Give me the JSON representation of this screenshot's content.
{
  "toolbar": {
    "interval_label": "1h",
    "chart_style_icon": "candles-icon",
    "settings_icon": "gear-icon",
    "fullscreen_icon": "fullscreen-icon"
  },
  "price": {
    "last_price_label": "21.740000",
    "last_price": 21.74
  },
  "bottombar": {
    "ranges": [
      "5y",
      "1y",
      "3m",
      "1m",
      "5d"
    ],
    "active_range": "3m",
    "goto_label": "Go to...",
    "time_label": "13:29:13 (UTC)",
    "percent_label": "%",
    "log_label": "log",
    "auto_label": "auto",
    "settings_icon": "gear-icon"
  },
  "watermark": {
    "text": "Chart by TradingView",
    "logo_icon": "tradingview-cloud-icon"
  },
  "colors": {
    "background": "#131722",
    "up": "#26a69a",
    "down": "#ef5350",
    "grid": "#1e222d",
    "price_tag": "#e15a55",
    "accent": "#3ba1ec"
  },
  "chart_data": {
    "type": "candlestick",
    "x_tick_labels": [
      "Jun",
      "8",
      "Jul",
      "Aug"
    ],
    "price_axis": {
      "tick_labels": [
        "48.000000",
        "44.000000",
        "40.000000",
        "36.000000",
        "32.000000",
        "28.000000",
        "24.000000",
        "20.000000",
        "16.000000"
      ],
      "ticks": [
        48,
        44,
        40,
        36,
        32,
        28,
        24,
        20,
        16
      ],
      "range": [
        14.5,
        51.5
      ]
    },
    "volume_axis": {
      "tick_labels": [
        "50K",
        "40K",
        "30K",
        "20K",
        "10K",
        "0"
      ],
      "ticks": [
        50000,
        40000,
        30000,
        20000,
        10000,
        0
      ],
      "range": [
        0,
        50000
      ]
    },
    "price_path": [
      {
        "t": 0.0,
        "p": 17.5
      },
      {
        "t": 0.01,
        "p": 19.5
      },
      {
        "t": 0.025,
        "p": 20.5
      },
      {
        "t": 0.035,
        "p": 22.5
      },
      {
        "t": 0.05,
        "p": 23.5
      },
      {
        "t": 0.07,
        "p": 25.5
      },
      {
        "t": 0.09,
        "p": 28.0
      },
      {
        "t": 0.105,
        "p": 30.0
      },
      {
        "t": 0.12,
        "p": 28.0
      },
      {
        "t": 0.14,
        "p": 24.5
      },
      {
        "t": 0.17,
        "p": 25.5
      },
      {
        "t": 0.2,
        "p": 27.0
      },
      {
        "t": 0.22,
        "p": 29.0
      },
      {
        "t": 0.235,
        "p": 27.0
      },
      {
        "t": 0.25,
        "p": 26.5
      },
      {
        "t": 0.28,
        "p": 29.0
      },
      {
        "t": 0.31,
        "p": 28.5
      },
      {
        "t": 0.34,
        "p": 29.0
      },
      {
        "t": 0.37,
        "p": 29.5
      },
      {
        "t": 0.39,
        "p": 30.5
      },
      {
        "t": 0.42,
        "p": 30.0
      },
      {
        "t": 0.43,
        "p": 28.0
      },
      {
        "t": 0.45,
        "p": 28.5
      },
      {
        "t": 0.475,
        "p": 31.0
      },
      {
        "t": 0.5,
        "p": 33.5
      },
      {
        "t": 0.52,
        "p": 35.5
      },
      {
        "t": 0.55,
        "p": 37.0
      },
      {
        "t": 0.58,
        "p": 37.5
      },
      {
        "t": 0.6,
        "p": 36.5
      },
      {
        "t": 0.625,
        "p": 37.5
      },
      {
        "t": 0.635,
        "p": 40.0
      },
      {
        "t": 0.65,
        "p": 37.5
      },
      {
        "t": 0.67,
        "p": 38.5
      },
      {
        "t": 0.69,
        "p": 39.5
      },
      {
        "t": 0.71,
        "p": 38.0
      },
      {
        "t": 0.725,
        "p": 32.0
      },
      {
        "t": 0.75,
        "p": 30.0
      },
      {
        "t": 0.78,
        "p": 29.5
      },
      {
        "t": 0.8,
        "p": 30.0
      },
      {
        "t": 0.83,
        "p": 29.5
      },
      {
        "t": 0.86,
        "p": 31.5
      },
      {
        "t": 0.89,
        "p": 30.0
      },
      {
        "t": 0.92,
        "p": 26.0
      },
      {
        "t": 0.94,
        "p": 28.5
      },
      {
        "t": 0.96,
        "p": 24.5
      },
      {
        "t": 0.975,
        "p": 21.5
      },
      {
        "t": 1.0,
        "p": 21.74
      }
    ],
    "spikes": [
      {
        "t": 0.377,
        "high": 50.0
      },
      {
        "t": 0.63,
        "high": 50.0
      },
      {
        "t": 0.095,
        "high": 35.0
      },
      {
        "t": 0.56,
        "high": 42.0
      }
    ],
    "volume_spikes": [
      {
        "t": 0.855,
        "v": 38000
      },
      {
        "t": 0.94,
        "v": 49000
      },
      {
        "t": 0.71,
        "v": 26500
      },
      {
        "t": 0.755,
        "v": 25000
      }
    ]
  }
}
● ● ● ●
Written exercise
Every record should be repeated exactly; please leave none out.

Exercise result
Give me the JSON representation of this screenshot's content.
{
  "toolbar": {
    "interval_label": "1h",
    "chart_style_icon": "candles-icon",
    "settings_icon": "gear-icon",
    "fullscreen_icon": "fullscreen-icon"
  },
  "price": {
    "last_price_label": "21.740000",
    "last_price": 21.74
  },
  "bottombar": {
    "ranges": [
      "5y",
      "1y",
      "3m",
      "1m",
      "5d"
    ],
    "active_range": "3m",
    "goto_label": "Go to...",
    "time_label": "13:29:13 (UTC)",
    "percent_label": "%",
    "log_label": "log",
    "auto_label": "auto",
    "settings_icon": "gear-icon"
  },
  "watermark": {
    "text": "Chart by TradingView",
    "logo_icon": "tradingview-cloud-icon"
  },
  "colors": {
    "background": "#131722",
    "up": "#26a69a",
    "down": "#ef5350",
    "grid": "#1e222d",
    "price_tag": "#e15a55",
    "accent": "#3ba1ec"
  },
  "chart_data": {
    "type": "candlestick",
    "x_tick_labels": [
      "Jun",
      "8",
      "Jul",
      "Aug"
    ],
    "price_axis": {
      "tick_labels": [
        "48.000000",
        "44.000000",
        "40.000000",
        "36.000000",
        "32.000000",
        "28.000000",
        "24.000000",
        "20.000000",
        "16.000000"
      ],
      "ticks": [
        48,
        44,
        40,
        36,
        32,
        28,
        24,
        20,
        16
      ],
      "range": [
        14.5,
        51.5
      ]
    },
    "volume_axis": {
      "tick_labels": [
        "50K",
        "40K",
        "30K",
        "20K",
        "10K",
        "0"
      ],
      "ticks": [
        50000,
        40000,
        30000,
        20000,
        10000,
        0
      ],
      "range": [
        0,
        50000
      ]
    },
    "price_path": [
      {
        "t": 0.0,
        "p": 17.5
      },
      {
        "t": 0.01,
        "p": 19.5
      },
      {
        "t": 0.025,
        "p": 20.5
      },
      {
        "t": 0.035,
        "p": 22.5
      },
      {
        "t": 0.05,
        "p": 23.5
      },
      {
        "t": 0.07,
        "p": 25.5
      },
      {
        "t": 0.09,
        "p": 28.0
      },
      {
        "t": 0.105,
        "p": 30.0
      },
      {
        "t": 0.12,
        "p": 28.0
      },
      {
        "t": 0.14,
        "p": 24.5
      },
      {
        "t": 0.17,
        "p": 25.5
      },
      {
        "t": 0.2,
        "p": 27.0
      },
      {
        "t": 0.22,
        "p": 29.0
      },
      {
        "t": 0.235,
        "p": 27.0
      },
      {
        "t": 0.25,
        "p": 26.5
      },
      {
        "t": 0.28,
        "p": 29.0
      },
      {
        "t": 0.31,
        "p": 28.5
      },
      {
        "t": 0.34,
        "p": 29.0
      },
      {
        "t": 0.37,
        "p": 29.5
      },
      {
        "t": 0.39,
        "p": 30.5
      },
      {
        "t": 0.42,
        "p": 30.0
      },
      {
        "t": 0.43,
        "p": 28.0
      },
      {
        "t": 0.45,
        "p": 28.5
      },
      {
        "t": 0.475,
        "p": 31.0
      },
      {
        "t": 0.5,
        "p": 33.5
      },
      {
        "t": 0.52,
        "p": 35.5
      },
      {
        "t": 0.55,
        "p": 37.0
      },
      {
        "t": 0.58,
        "p": 37.5
      },
      {
        "t": 0.6,
        "p": 36.5
      },
      {
        "t": 0.625,
        "p": 37.5
      },
      {
        "t": 0.635,
        "p": 40.0
      },
      {
        "t": 0.65,
        "p": 37.5
      },
      {
        "t": 0.67,
        "p": 38.5
      },
      {
        "t": 0.69,
        "p": 39.5
      },
      {
        "t": 0.71,
        "p": 38.0
      },
      {
        "t": 0.725,
        "p": 32.0
      },
      {
        "t": 0.75,
        "p": 30.0
      },
      {
        "t": 0.78,
        "p": 29.5
      },
      {
        "t": 0.8,
        "p": 30.0
      },
      {
        "t": 0.83,
        "p": 29.5
      },
      {
        "t": 0.86,
        "p": 31.5
      },
      {
        "t": 0.89,
        "p": 30.0
      },
      {
        "t": 0.92,
        "p": 26.0
      },
      {
        "t": 0.94,
        "p": 28.5
      },
      {
        "t": 0.96,
        "p": 24.5
      },
      {
        "t": 0.975,
        "p": 21.5
      },
      {
        "t": 1.0,
        "p": 21.74
      }
    ],
    "spikes": [
      {
        "t": 0.377,
        "high": 50.0
      },
      {
        "t": 0.63,
        "high": 50.0
      },
      {
        "t": 0.095,
        "high": 35.0
      },
      {
        "t": 0.56,
        "high": 42.0
      }
    ],
    "volume_spikes": [
      {
        "t": 0.855,
        "v": 38000
      },
      {
        "t": 0.94,
        "v": 49000
      },
      {
        "t": 0.71,
        "v": 26500
      },
      {
        "t": 0.755,
        "v": 25000
      }
    ]
  }
}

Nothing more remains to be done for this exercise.